■ **Objective**
Identify every line in the records below that contains the word "uning", and reproduce each one.

(Extracted data entries)
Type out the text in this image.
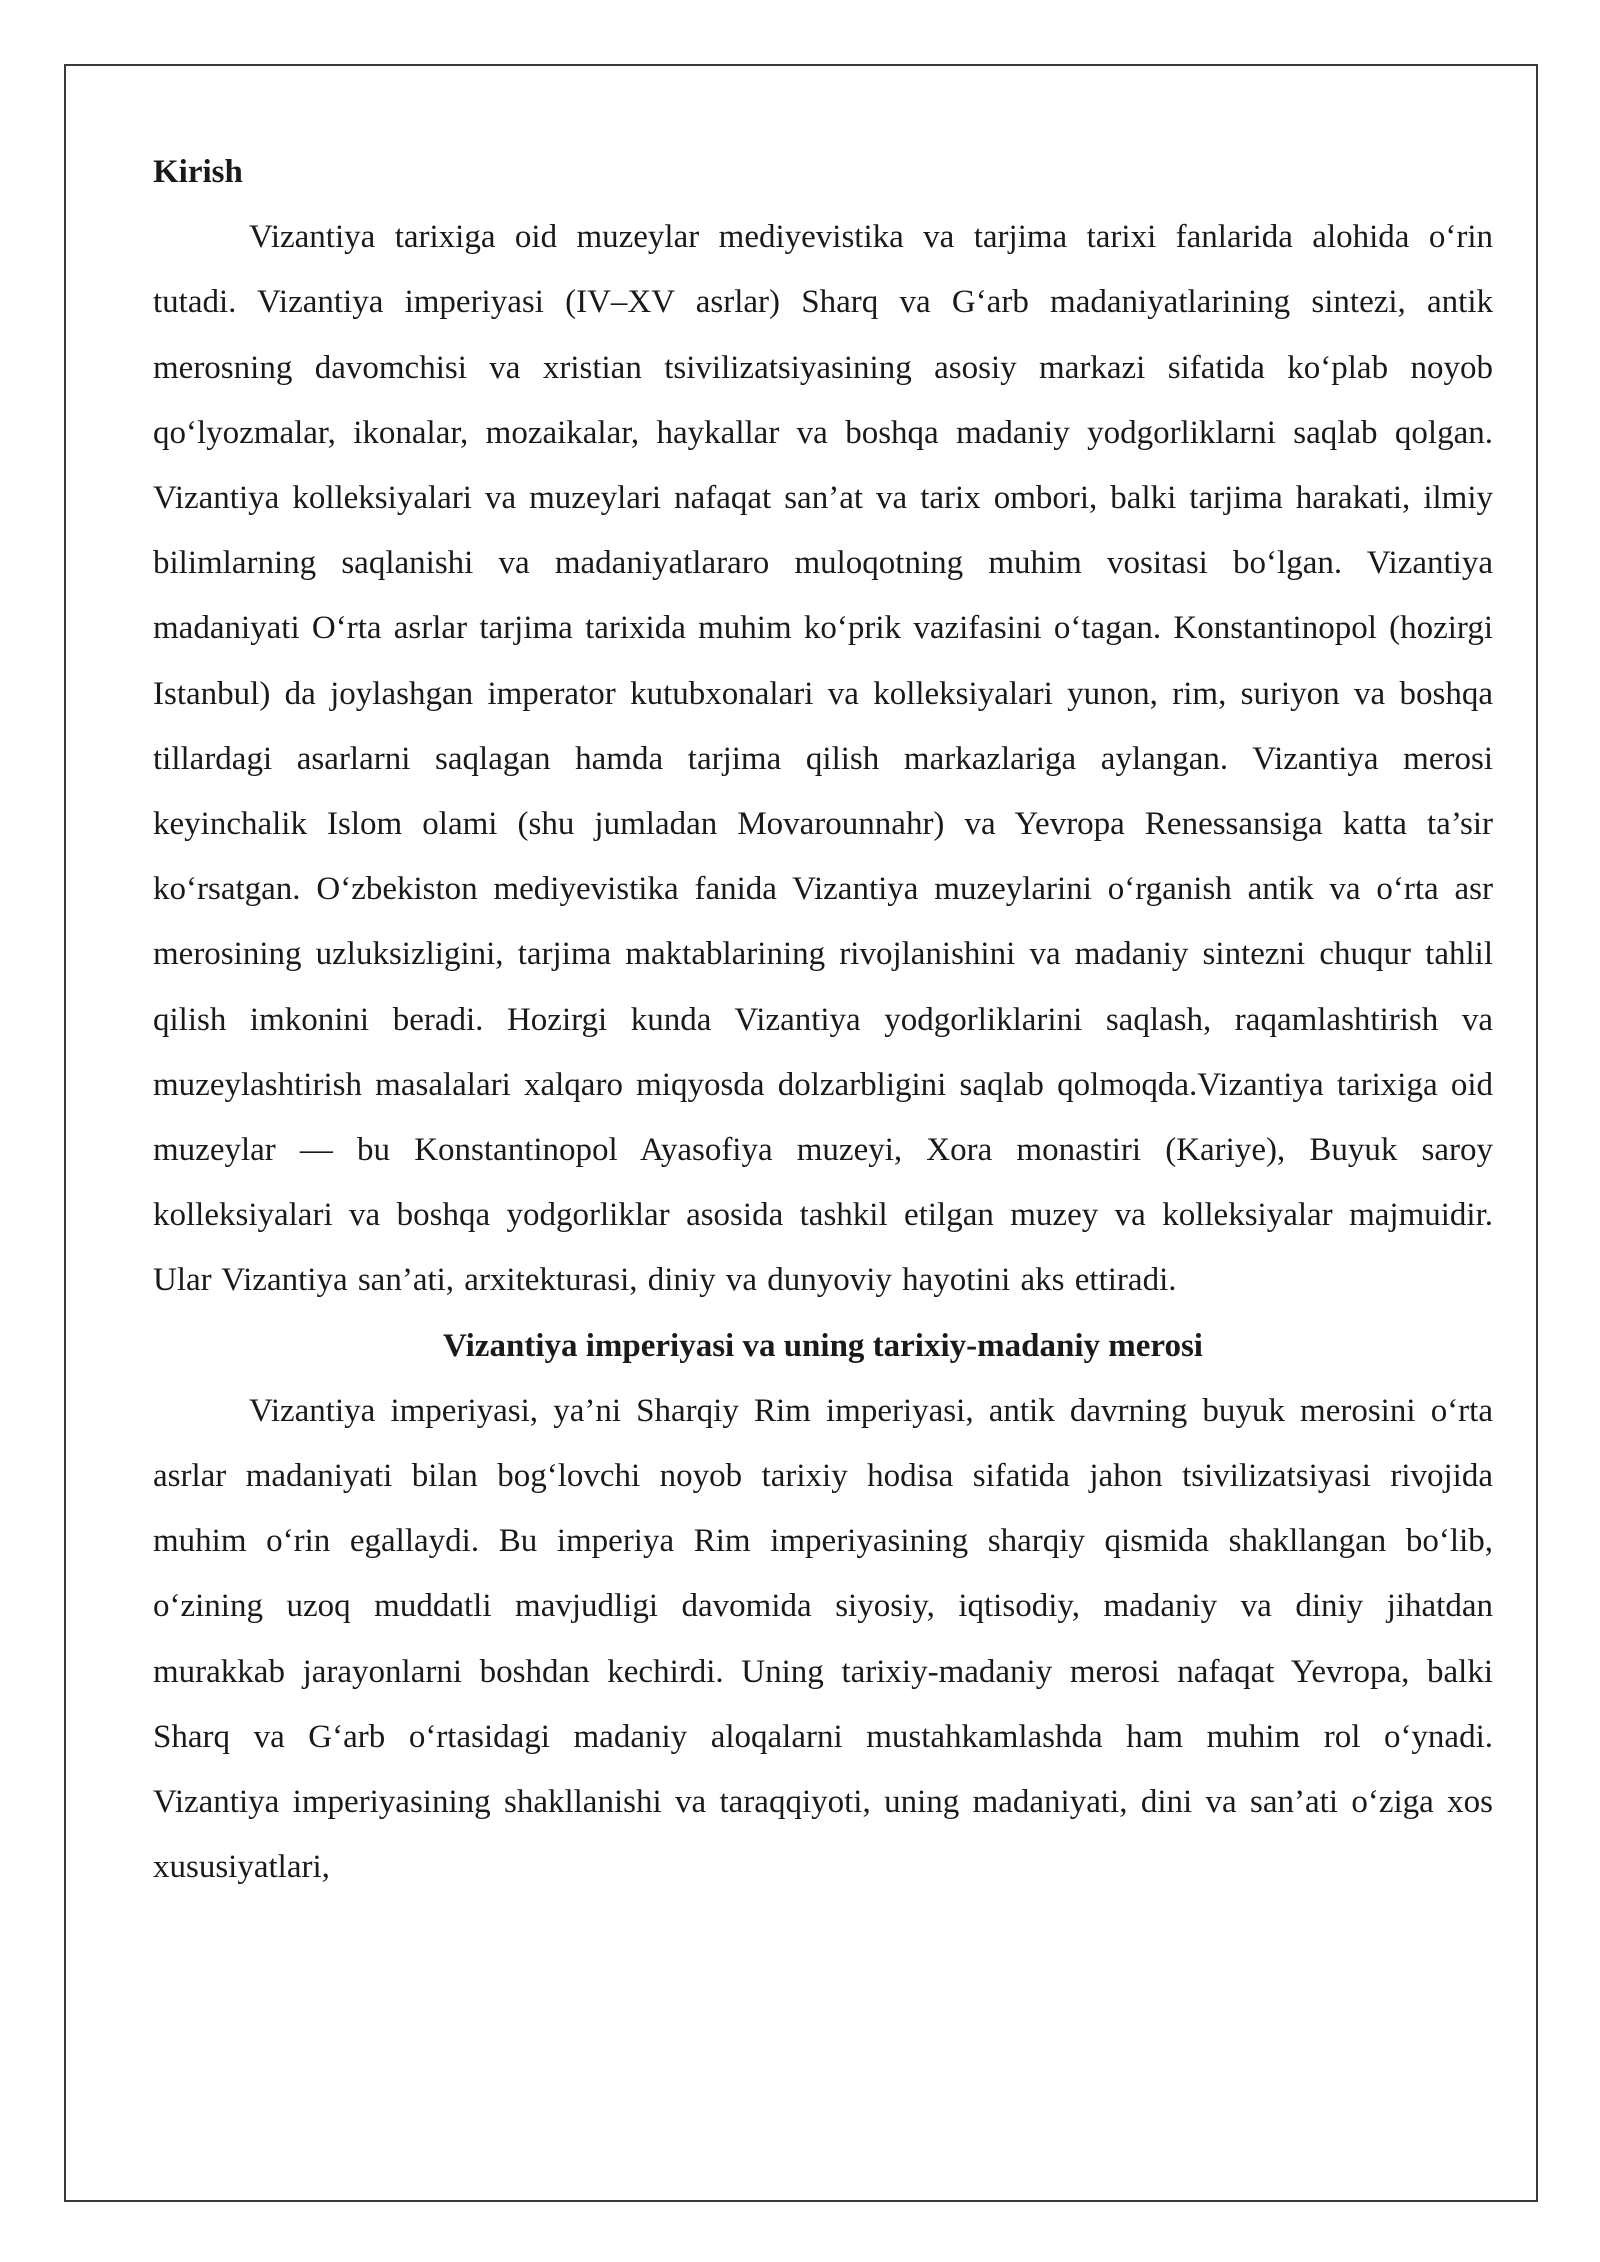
Kirish

Vizantiya tarixiga oid muzeylar mediyevistika va tarjima tarixi fanlarida alohida o‘rin tutadi. Vizantiya imperiyasi (IV–XV asrlar) Sharq va G‘arb madaniyatlarining sintezi, antik merosning davomchisi va xristian tsivilizatsiyasining asosiy markazi sifatida ko‘plab noyob qo‘lyozmalar, ikonalar, mozaikalar, haykallar va boshqa madaniy yodgorliklarni saqlab qolgan. Vizantiya kolleksiyalari va muzeylari nafaqat san’at va tarix ombori, balki tarjima harakati, ilmiy bilimlarning saqlanishi va madaniyatlararo muloqotning muhim vositasi bo‘lgan. Vizantiya madaniyati O‘rta asrlar tarjima tarixida muhim ko‘prik vazifasini o‘tagan. Konstantinopol (hozirgi Istanbul) da joylashgan imperator kutubxonalari va kolleksiyalari yunon, rim, suriyon va boshqa tillardagi asarlarni saqlagan hamda tarjima qilish markazlariga aylangan. Vizantiya merosi keyinchalik Islom olami (shu jumladan Movarounnahr) va Yevropa Renessansiga katta ta’sir ko‘rsatgan. O‘zbekiston mediyevistika fanida Vizantiya muzeylarini o‘rganish antik va o‘rta asr merosining uzluksizligini, tarjima maktablarining rivojlanishini va madaniy sintezni chuqur tahlil qilish imkonini beradi. Hozirgi kunda Vizantiya yodgorliklarini saqlash, raqamlashtirish va muzeylashtirish masalalari xalqaro miqyosda dolzarbligini saqlab qolmoqda.Vizantiya tarixiga oid muzeylar — bu Konstantinopol Ayasofiya muzeyi, Xora monastiri (Kariye), Buyuk saroy kolleksiyalari va boshqa yodgorliklar asosida tashkil etilgan muzey va kolleksiyalar majmuidir. Ular Vizantiya san’ati, arxitekturasi, diniy va dunyoviy hayotini aks ettiradi.

Vizantiya imperiyasi va uning tarixiy-madaniy merosi

Vizantiya imperiyasi, ya’ni Sharqiy Rim imperiyasi, antik davrning buyuk merosini o‘rta asrlar madaniyati bilan bog‘lovchi noyob tarixiy hodisa sifatida jahon tsivilizatsiyasi rivojida muhim o‘rin egallaydi. Bu imperiya Rim imperiyasining sharqiy qismida shakllangan bo‘lib, o‘zining uzoq muddatli mavjudligi davomida siyosiy, iqtisodiy, madaniy va diniy jihatdan murakkab jarayonlarni boshdan kechirdi. Uning tarixiy-madaniy merosi nafaqat Yevropa, balki Sharq va G‘arb o‘rtasidagi madaniy aloqalarni mustahkamlashda ham muhim rol o‘ynadi. Vizantiya imperiyasining shakllanishi va taraqqiyoti, uning madaniyati, dini va san’ati o‘ziga xos xususiyatlari,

■ **Task response**
Vizantiya imperiyasi va uning tarixiy-madaniy merosi
Vizantiya imperiyasi, ya’ni Sharqiy Rim imperiyasi, antik davrning buyuk merosini o‘rta asrlar madaniyati bilan bog‘lovchi noyob tarixiy hodisa sifatida jahon tsivilizatsiyasi rivojida muhim o‘rin egallaydi. Bu imperiya Rim imperiyasining sharqiy qismida shakllangan bo‘lib, o‘zining uzoq muddatli mavjudligi davomida siyosiy, iqtisodiy, madaniy va diniy jihatdan murakkab jarayonlarni boshdan kechirdi. Uning tarixiy-madaniy merosi nafaqat Yevropa, balki Sharq va G‘arb o‘rtasidagi madaniy aloqalarni mustahkamlashda ham muhim rol o‘ynadi. Vizantiya imperiyasining shakllanishi va taraqqiyoti, uning madaniyati, dini va san’ati o‘ziga xos xususiyatlari,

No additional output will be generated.